--- start ---
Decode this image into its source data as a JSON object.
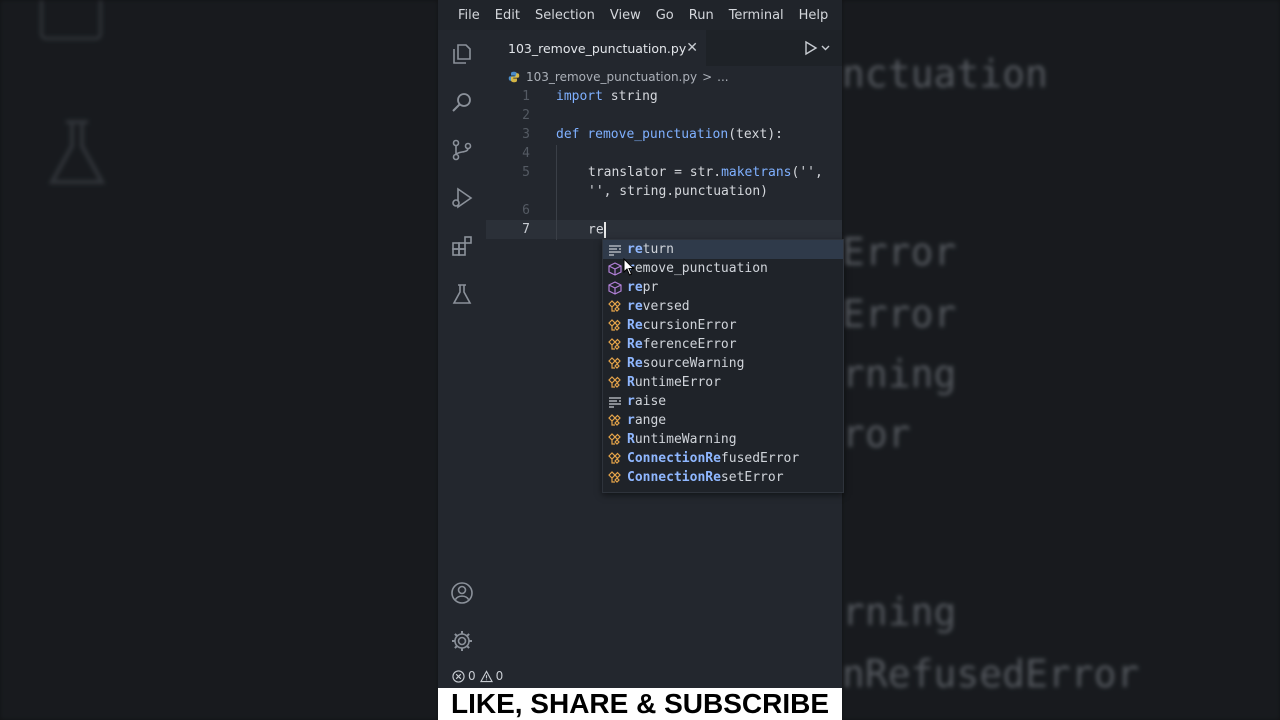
{
  "menu": [
    "File",
    "Edit",
    "Selection",
    "View",
    "Go",
    "Run",
    "Terminal",
    "Help"
  ],
  "tab": {
    "filename": "103_remove_punctuation.py",
    "close": "✕"
  },
  "breadcrumb": {
    "file": "103_remove_punctuation.py",
    "sep": ">",
    "more": "..."
  },
  "code_lines": [
    {
      "n": "1",
      "text": ""
    },
    {
      "n": "2",
      "text": ""
    },
    {
      "n": "3",
      "text": ""
    },
    {
      "n": "4",
      "text": ""
    },
    {
      "n": "5",
      "text": ""
    },
    {
      "n": "",
      "text": ""
    },
    {
      "n": "6",
      "text": ""
    },
    {
      "n": "7",
      "text": "re"
    }
  ],
  "code": {
    "import_kw": "import",
    "import_mod": "string",
    "def_kw": "def",
    "def_name": "remove_punctuation",
    "def_sig": "(text):",
    "l5a": "translator = str.",
    "l5b": "maketrans",
    "l5c": "('',",
    "l5d": "'', string.punctuation)",
    "l7": "re"
  },
  "suggestions": [
    {
      "match": "re",
      "rest": "turn",
      "kind": "keyword"
    },
    {
      "match": "r",
      "rest": "emove_punctuation",
      "kind": "function"
    },
    {
      "match": "re",
      "rest": "pr",
      "kind": "function"
    },
    {
      "match": "re",
      "rest": "versed",
      "kind": "class"
    },
    {
      "match": "Re",
      "rest": "cursionError",
      "kind": "class"
    },
    {
      "match": "Re",
      "rest": "ferenceError",
      "kind": "class"
    },
    {
      "match": "Re",
      "rest": "sourceWarning",
      "kind": "class"
    },
    {
      "match": "R",
      "rest": "untimeError",
      "kind": "class"
    },
    {
      "match": "r",
      "rest": "aise",
      "kind": "keyword"
    },
    {
      "match": "r",
      "rest": "ange",
      "kind": "class"
    },
    {
      "match": "R",
      "rest": "untimeWarning",
      "kind": "class"
    },
    {
      "match": "ConnectionRe",
      "rest": "fusedError",
      "kind": "class"
    },
    {
      "match": "ConnectionRe",
      "rest": "setError",
      "kind": "class"
    }
  ],
  "status": {
    "errors": "0",
    "warnings": "0"
  },
  "banner": "LIKE, SHARE & SUBSCRIBE",
  "ghost_right": [
    "nctuation",
    "Error",
    "Error",
    "rning",
    "ror",
    "rning",
    "nRefusedError"
  ],
  "colors": {
    "accent": "#007acc",
    "icon_class": "#e5a44a",
    "icon_func": "#b180d7"
  }
}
--- end ---
» WHAT IS NEEDED: Repeat the full listing above exactly, with no pictures in the copy.

» ANSWER TO THIS EXERCISE:
Decode this image into its source data as a JSON object.
{
  "menu": [
    "File",
    "Edit",
    "Selection",
    "View",
    "Go",
    "Run",
    "Terminal",
    "Help"
  ],
  "tab": {
    "filename": "103_remove_punctuation.py",
    "close": "✕"
  },
  "breadcrumb": {
    "file": "103_remove_punctuation.py",
    "sep": ">",
    "more": "..."
  },
  "code_lines": [
    {
      "n": "1",
      "text": ""
    },
    {
      "n": "2",
      "text": ""
    },
    {
      "n": "3",
      "text": ""
    },
    {
      "n": "4",
      "text": ""
    },
    {
      "n": "5",
      "text": ""
    },
    {
      "n": "",
      "text": ""
    },
    {
      "n": "6",
      "text": ""
    },
    {
      "n": "7",
      "text": "re"
    }
  ],
  "code": {
    "import_kw": "import",
    "import_mod": "string",
    "def_kw": "def",
    "def_name": "remove_punctuation",
    "def_sig": "(text):",
    "l5a": "translator = str.",
    "l5b": "maketrans",
    "l5c": "('',",
    "l5d": "'', string.punctuation)",
    "l7": "re"
  },
  "suggestions": [
    {
      "match": "re",
      "rest": "turn",
      "kind": "keyword"
    },
    {
      "match": "r",
      "rest": "emove_punctuation",
      "kind": "function"
    },
    {
      "match": "re",
      "rest": "pr",
      "kind": "function"
    },
    {
      "match": "re",
      "rest": "versed",
      "kind": "class"
    },
    {
      "match": "Re",
      "rest": "cursionError",
      "kind": "class"
    },
    {
      "match": "Re",
      "rest": "ferenceError",
      "kind": "class"
    },
    {
      "match": "Re",
      "rest": "sourceWarning",
      "kind": "class"
    },
    {
      "match": "R",
      "rest": "untimeError",
      "kind": "class"
    },
    {
      "match": "r",
      "rest": "aise",
      "kind": "keyword"
    },
    {
      "match": "r",
      "rest": "ange",
      "kind": "class"
    },
    {
      "match": "R",
      "rest": "untimeWarning",
      "kind": "class"
    },
    {
      "match": "ConnectionRe",
      "rest": "fusedError",
      "kind": "class"
    },
    {
      "match": "ConnectionRe",
      "rest": "setError",
      "kind": "class"
    }
  ],
  "status": {
    "errors": "0",
    "warnings": "0"
  },
  "banner": "LIKE, SHARE & SUBSCRIBE",
  "ghost_right": [
    "nctuation",
    "Error",
    "Error",
    "rning",
    "ror",
    "rning",
    "nRefusedError"
  ],
  "colors": {
    "accent": "#007acc",
    "icon_class": "#e5a44a",
    "icon_func": "#b180d7"
  }
}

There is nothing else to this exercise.